Write out every line of the material as it stands, apart from the pictures.
"""
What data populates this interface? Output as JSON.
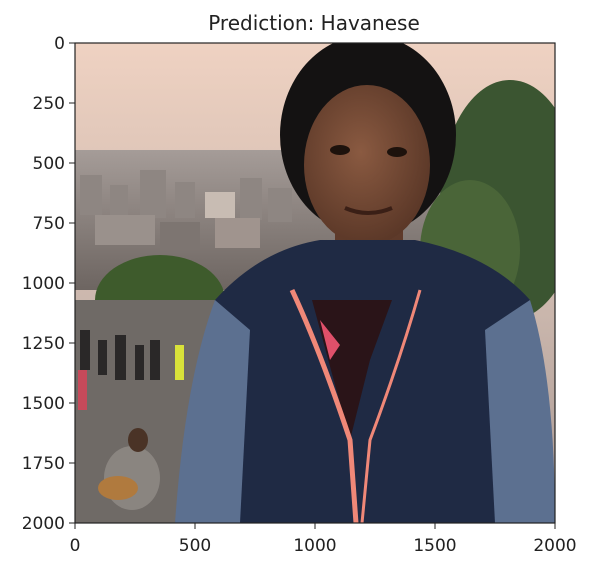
{
  "chart_data": {
    "type": "image",
    "title": "Prediction: Havanese",
    "xlabel": "",
    "ylabel": "",
    "xlim": [
      0,
      2000
    ],
    "ylim": [
      2000,
      0
    ],
    "x_ticks": [
      0,
      500,
      1000,
      1500,
      2000
    ],
    "y_ticks": [
      0,
      250,
      500,
      750,
      1000,
      1250,
      1500,
      1750,
      2000
    ],
    "x_tick_labels": [
      "0",
      "500",
      "1000",
      "1500",
      "2000"
    ],
    "y_tick_labels": [
      "0",
      "250",
      "500",
      "750",
      "1000",
      "1250",
      "1500",
      "1750",
      "2000"
    ],
    "grid": false,
    "image_content": "photo of a smiling woman in a dark navy jacket with coral trim standing in front of a city skyline at dusk, trees and people on steps behind her"
  },
  "colors": {
    "sky_top": "#f2d8c8",
    "sky_bottom": "#b8a79f",
    "jacket": "#1f2a44",
    "jacket_sleeve": "#5a6f8c",
    "trim": "#f08878",
    "tree": "#3c5a2e",
    "skin": "#6e4633",
    "hair": "#111111"
  }
}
"""
Final result:
What data populates this interface? Output as JSON.
{
  "chart_data": {
    "type": "image",
    "title": "Prediction: Havanese",
    "xlabel": "",
    "ylabel": "",
    "xlim": [
      0,
      2000
    ],
    "ylim": [
      2000,
      0
    ],
    "x_ticks": [
      0,
      500,
      1000,
      1500,
      2000
    ],
    "y_ticks": [
      0,
      250,
      500,
      750,
      1000,
      1250,
      1500,
      1750,
      2000
    ],
    "x_tick_labels": [
      "0",
      "500",
      "1000",
      "1500",
      "2000"
    ],
    "y_tick_labels": [
      "0",
      "250",
      "500",
      "750",
      "1000",
      "1250",
      "1500",
      "1750",
      "2000"
    ],
    "grid": false,
    "image_content": "photo of a smiling woman in a dark navy jacket with coral trim standing in front of a city skyline at dusk, trees and people on steps behind her"
  },
  "colors": {
    "sky_top": "#f2d8c8",
    "sky_bottom": "#b8a79f",
    "jacket": "#1f2a44",
    "jacket_sleeve": "#5a6f8c",
    "trim": "#f08878",
    "tree": "#3c5a2e",
    "skin": "#6e4633",
    "hair": "#111111"
  }
}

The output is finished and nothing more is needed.